*Record extracts*:
──────────────────────────────

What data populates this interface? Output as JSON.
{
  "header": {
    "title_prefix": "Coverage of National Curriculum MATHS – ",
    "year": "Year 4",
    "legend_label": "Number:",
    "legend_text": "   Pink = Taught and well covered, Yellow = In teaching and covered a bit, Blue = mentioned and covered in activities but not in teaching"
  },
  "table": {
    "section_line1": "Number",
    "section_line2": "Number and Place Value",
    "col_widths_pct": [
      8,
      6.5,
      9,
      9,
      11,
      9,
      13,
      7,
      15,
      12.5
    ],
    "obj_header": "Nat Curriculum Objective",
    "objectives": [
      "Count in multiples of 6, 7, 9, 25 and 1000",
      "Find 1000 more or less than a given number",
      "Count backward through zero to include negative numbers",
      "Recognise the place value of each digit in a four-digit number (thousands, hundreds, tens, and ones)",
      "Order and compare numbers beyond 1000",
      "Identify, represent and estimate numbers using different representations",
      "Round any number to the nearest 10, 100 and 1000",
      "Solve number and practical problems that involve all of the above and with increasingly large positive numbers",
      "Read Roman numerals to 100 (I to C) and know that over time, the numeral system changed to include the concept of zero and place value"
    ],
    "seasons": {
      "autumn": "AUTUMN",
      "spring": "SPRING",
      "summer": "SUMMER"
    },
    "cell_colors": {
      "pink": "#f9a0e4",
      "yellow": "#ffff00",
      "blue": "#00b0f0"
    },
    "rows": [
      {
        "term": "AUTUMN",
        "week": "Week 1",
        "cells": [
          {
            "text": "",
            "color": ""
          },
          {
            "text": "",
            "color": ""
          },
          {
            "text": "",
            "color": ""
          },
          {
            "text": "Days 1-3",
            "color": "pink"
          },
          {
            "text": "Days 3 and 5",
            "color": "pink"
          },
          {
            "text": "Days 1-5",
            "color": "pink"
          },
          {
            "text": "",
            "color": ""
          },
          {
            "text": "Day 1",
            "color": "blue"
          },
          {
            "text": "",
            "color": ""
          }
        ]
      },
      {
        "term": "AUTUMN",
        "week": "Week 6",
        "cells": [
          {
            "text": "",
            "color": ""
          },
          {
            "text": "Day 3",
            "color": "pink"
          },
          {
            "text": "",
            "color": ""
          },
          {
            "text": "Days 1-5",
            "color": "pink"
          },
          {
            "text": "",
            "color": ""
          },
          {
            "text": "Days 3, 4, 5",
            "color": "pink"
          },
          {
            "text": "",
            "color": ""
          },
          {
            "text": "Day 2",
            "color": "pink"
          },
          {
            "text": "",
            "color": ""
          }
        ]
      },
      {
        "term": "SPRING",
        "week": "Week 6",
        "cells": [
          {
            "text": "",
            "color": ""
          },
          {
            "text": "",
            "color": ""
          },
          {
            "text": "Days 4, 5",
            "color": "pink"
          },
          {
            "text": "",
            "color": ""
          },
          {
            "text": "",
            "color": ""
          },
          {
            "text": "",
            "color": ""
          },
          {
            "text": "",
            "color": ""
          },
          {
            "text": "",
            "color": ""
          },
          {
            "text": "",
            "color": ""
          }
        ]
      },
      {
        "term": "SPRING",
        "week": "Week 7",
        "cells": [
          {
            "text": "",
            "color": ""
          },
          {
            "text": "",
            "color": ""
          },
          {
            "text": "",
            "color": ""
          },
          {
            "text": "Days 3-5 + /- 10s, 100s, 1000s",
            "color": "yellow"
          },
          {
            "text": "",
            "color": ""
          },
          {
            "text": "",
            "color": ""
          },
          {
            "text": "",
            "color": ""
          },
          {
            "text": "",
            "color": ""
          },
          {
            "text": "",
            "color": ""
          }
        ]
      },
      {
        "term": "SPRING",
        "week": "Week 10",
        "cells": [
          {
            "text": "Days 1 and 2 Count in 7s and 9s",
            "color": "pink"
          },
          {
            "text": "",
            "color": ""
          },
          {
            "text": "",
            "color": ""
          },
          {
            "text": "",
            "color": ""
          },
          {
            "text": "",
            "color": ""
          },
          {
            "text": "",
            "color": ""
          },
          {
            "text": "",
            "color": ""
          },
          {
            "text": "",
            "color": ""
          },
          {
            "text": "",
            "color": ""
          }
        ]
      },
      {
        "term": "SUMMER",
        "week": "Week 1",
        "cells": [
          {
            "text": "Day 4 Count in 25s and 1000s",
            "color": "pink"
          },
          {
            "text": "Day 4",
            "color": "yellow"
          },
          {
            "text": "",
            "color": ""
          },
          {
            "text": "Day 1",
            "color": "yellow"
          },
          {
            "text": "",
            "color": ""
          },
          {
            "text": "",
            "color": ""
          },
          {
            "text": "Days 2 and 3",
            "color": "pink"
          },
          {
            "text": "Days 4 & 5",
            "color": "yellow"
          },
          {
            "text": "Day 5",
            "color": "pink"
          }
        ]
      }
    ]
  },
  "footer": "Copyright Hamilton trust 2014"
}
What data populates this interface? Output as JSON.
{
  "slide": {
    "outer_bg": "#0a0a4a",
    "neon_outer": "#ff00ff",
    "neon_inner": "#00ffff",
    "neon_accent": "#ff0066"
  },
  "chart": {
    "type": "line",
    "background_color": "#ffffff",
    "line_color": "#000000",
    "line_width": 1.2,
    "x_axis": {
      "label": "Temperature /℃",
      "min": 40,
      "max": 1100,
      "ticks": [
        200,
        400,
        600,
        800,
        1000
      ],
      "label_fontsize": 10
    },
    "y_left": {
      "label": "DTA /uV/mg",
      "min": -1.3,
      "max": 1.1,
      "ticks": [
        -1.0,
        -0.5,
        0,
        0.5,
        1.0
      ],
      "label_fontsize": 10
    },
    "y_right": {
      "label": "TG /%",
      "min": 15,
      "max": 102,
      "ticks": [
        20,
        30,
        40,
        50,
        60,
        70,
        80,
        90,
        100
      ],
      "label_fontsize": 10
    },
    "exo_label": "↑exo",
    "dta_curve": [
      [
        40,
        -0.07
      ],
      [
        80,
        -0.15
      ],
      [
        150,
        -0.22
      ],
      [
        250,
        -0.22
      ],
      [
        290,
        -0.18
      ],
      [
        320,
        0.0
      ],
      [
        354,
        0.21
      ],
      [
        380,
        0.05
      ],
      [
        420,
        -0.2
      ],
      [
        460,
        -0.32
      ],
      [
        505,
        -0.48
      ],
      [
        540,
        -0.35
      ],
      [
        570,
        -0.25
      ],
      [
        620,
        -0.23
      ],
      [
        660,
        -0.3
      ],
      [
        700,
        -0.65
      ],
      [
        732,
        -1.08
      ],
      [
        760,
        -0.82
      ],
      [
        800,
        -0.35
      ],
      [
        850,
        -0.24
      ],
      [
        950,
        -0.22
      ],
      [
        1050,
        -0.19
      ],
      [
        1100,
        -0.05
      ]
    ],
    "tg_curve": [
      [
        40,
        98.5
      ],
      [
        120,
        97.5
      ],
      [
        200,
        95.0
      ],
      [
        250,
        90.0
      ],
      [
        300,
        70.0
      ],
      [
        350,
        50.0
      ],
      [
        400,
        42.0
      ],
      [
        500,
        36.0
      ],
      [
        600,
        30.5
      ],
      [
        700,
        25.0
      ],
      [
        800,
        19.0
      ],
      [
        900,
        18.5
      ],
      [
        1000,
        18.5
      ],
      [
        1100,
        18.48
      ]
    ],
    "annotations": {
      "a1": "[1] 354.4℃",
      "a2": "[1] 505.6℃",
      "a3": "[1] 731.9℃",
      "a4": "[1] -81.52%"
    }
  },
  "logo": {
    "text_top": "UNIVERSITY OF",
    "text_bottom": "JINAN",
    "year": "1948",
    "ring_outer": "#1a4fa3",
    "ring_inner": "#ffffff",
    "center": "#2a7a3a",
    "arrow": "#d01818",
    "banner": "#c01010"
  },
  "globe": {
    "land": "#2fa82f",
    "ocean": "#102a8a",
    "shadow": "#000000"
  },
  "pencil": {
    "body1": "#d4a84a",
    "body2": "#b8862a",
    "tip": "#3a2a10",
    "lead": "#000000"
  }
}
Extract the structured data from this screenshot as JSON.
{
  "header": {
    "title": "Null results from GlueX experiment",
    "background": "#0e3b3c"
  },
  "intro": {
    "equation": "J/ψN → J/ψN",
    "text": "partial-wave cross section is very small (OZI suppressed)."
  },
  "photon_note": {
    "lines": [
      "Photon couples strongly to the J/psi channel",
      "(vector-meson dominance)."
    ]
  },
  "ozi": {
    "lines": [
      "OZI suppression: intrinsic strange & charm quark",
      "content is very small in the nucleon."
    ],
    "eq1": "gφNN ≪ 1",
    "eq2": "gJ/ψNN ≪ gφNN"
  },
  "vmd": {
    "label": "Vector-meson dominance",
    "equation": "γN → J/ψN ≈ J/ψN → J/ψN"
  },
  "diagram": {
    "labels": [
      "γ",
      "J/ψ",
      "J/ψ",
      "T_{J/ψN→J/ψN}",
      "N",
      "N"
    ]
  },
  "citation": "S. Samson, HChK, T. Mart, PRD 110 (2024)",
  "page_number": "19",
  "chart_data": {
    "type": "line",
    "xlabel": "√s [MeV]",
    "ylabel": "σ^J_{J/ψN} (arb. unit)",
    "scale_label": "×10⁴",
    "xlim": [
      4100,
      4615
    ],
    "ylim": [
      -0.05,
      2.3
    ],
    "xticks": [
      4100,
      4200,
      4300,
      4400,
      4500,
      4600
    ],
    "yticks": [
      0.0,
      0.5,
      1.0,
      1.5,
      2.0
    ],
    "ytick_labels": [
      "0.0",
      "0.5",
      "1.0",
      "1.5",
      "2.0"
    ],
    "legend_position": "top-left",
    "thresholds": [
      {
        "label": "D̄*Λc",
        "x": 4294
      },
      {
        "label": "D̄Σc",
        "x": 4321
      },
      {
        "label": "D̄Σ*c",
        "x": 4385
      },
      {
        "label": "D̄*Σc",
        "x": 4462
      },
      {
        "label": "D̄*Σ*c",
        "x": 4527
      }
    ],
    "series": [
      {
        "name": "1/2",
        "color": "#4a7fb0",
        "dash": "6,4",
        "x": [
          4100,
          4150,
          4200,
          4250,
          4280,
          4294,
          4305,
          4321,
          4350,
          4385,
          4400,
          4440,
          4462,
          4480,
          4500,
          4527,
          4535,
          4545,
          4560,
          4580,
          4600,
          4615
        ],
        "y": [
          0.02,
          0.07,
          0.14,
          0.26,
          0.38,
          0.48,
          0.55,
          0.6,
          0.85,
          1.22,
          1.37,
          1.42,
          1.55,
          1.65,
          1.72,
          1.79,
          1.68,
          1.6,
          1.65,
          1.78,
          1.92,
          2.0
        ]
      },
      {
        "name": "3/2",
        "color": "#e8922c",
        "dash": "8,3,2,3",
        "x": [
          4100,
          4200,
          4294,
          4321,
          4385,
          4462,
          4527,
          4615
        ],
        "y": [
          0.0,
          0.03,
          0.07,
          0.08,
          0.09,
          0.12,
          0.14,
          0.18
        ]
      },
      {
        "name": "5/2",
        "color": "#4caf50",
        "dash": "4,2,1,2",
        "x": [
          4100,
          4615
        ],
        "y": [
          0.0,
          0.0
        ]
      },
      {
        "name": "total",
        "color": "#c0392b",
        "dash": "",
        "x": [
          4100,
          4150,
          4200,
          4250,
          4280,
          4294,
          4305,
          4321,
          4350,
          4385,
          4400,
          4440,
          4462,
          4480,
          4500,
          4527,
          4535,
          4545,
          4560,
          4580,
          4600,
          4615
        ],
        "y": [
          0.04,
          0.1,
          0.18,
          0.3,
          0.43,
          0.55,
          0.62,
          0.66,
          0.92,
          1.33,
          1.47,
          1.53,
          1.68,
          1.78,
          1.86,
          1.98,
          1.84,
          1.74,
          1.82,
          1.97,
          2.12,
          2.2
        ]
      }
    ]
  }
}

──────────────────────────────

*Requirement*: Pull out all lines of the data with the string "dominance".

*Response below*:
      "(vector-meson dominance)."
    "label": "Vector-meson dominance",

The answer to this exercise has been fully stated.